begin Data section

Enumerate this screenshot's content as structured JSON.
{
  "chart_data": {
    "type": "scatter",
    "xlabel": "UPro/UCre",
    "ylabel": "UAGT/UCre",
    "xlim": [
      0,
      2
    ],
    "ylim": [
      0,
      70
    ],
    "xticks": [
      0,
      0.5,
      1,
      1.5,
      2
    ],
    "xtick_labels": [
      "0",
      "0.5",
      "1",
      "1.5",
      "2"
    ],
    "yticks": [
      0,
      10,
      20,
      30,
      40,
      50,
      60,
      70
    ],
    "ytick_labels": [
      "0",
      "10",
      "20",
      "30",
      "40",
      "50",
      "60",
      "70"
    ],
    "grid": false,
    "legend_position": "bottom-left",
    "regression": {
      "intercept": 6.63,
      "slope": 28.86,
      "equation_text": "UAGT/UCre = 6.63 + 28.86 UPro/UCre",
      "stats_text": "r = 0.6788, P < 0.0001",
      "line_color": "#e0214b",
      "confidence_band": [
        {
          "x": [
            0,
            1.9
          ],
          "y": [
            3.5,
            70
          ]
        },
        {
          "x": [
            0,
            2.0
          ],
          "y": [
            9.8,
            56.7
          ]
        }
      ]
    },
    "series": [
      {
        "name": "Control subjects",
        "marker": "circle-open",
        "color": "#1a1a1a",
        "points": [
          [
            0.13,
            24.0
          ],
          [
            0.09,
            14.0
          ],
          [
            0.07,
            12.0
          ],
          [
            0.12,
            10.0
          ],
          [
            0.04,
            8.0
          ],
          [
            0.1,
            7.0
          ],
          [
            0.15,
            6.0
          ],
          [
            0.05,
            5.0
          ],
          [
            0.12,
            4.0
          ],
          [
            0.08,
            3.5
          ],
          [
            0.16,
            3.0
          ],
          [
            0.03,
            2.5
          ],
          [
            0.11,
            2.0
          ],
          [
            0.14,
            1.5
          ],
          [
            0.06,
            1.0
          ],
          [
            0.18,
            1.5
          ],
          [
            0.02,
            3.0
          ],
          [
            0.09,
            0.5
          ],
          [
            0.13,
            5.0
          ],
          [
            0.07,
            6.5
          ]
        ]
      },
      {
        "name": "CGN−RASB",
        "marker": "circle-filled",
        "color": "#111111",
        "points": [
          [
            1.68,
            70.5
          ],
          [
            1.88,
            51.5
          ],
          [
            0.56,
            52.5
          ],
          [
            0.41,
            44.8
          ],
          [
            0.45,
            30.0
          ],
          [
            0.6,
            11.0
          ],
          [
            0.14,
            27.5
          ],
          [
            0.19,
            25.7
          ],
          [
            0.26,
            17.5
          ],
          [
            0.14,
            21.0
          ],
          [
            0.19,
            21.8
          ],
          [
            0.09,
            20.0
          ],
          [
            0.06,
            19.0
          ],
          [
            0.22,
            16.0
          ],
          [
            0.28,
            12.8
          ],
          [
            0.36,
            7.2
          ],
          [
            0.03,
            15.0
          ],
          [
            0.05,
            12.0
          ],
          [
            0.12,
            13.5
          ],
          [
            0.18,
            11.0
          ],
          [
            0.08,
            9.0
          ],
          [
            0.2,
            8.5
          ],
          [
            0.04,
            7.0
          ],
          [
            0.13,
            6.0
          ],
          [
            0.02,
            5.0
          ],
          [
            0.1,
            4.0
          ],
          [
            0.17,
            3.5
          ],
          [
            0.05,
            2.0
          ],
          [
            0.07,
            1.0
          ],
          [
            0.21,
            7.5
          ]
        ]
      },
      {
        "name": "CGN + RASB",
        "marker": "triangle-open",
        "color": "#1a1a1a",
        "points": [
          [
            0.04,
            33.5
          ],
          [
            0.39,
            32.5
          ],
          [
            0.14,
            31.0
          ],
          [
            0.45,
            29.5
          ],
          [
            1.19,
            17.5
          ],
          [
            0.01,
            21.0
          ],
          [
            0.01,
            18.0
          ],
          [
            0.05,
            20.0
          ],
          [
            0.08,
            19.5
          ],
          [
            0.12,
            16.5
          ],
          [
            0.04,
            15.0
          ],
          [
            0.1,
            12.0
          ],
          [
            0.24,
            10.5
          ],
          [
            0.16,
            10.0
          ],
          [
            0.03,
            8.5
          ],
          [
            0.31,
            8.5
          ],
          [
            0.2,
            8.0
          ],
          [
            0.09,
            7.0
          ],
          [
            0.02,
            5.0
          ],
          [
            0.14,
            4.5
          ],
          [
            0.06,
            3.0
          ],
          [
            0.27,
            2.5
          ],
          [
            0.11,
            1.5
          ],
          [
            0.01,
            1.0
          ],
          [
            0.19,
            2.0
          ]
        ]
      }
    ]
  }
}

end Data section

» Written instruction:
The records above should all be quoted exactly, please.

» Final result:
Enumerate this screenshot's content as structured JSON.
{
  "chart_data": {
    "type": "scatter",
    "xlabel": "UPro/UCre",
    "ylabel": "UAGT/UCre",
    "xlim": [
      0,
      2
    ],
    "ylim": [
      0,
      70
    ],
    "xticks": [
      0,
      0.5,
      1,
      1.5,
      2
    ],
    "xtick_labels": [
      "0",
      "0.5",
      "1",
      "1.5",
      "2"
    ],
    "yticks": [
      0,
      10,
      20,
      30,
      40,
      50,
      60,
      70
    ],
    "ytick_labels": [
      "0",
      "10",
      "20",
      "30",
      "40",
      "50",
      "60",
      "70"
    ],
    "grid": false,
    "legend_position": "bottom-left",
    "regression": {
      "intercept": 6.63,
      "slope": 28.86,
      "equation_text": "UAGT/UCre = 6.63 + 28.86 UPro/UCre",
      "stats_text": "r = 0.6788, P < 0.0001",
      "line_color": "#e0214b",
      "confidence_band": [
        {
          "x": [
            0,
            1.9
          ],
          "y": [
            3.5,
            70
          ]
        },
        {
          "x": [
            0,
            2.0
          ],
          "y": [
            9.8,
            56.7
          ]
        }
      ]
    },
    "series": [
      {
        "name": "Control subjects",
        "marker": "circle-open",
        "color": "#1a1a1a",
        "points": [
          [
            0.13,
            24.0
          ],
          [
            0.09,
            14.0
          ],
          [
            0.07,
            12.0
          ],
          [
            0.12,
            10.0
          ],
          [
            0.04,
            8.0
          ],
          [
            0.1,
            7.0
          ],
          [
            0.15,
            6.0
          ],
          [
            0.05,
            5.0
          ],
          [
            0.12,
            4.0
          ],
          [
            0.08,
            3.5
          ],
          [
            0.16,
            3.0
          ],
          [
            0.03,
            2.5
          ],
          [
            0.11,
            2.0
          ],
          [
            0.14,
            1.5
          ],
          [
            0.06,
            1.0
          ],
          [
            0.18,
            1.5
          ],
          [
            0.02,
            3.0
          ],
          [
            0.09,
            0.5
          ],
          [
            0.13,
            5.0
          ],
          [
            0.07,
            6.5
          ]
        ]
      },
      {
        "name": "CGN−RASB",
        "marker": "circle-filled",
        "color": "#111111",
        "points": [
          [
            1.68,
            70.5
          ],
          [
            1.88,
            51.5
          ],
          [
            0.56,
            52.5
          ],
          [
            0.41,
            44.8
          ],
          [
            0.45,
            30.0
          ],
          [
            0.6,
            11.0
          ],
          [
            0.14,
            27.5
          ],
          [
            0.19,
            25.7
          ],
          [
            0.26,
            17.5
          ],
          [
            0.14,
            21.0
          ],
          [
            0.19,
            21.8
          ],
          [
            0.09,
            20.0
          ],
          [
            0.06,
            19.0
          ],
          [
            0.22,
            16.0
          ],
          [
            0.28,
            12.8
          ],
          [
            0.36,
            7.2
          ],
          [
            0.03,
            15.0
          ],
          [
            0.05,
            12.0
          ],
          [
            0.12,
            13.5
          ],
          [
            0.18,
            11.0
          ],
          [
            0.08,
            9.0
          ],
          [
            0.2,
            8.5
          ],
          [
            0.04,
            7.0
          ],
          [
            0.13,
            6.0
          ],
          [
            0.02,
            5.0
          ],
          [
            0.1,
            4.0
          ],
          [
            0.17,
            3.5
          ],
          [
            0.05,
            2.0
          ],
          [
            0.07,
            1.0
          ],
          [
            0.21,
            7.5
          ]
        ]
      },
      {
        "name": "CGN + RASB",
        "marker": "triangle-open",
        "color": "#1a1a1a",
        "points": [
          [
            0.04,
            33.5
          ],
          [
            0.39,
            32.5
          ],
          [
            0.14,
            31.0
          ],
          [
            0.45,
            29.5
          ],
          [
            1.19,
            17.5
          ],
          [
            0.01,
            21.0
          ],
          [
            0.01,
            18.0
          ],
          [
            0.05,
            20.0
          ],
          [
            0.08,
            19.5
          ],
          [
            0.12,
            16.5
          ],
          [
            0.04,
            15.0
          ],
          [
            0.1,
            12.0
          ],
          [
            0.24,
            10.5
          ],
          [
            0.16,
            10.0
          ],
          [
            0.03,
            8.5
          ],
          [
            0.31,
            8.5
          ],
          [
            0.2,
            8.0
          ],
          [
            0.09,
            7.0
          ],
          [
            0.02,
            5.0
          ],
          [
            0.14,
            4.5
          ],
          [
            0.06,
            3.0
          ],
          [
            0.27,
            2.5
          ],
          [
            0.11,
            1.5
          ],
          [
            0.01,
            1.0
          ],
          [
            0.19,
            2.0
          ]
        ]
      }
    ]
  }
}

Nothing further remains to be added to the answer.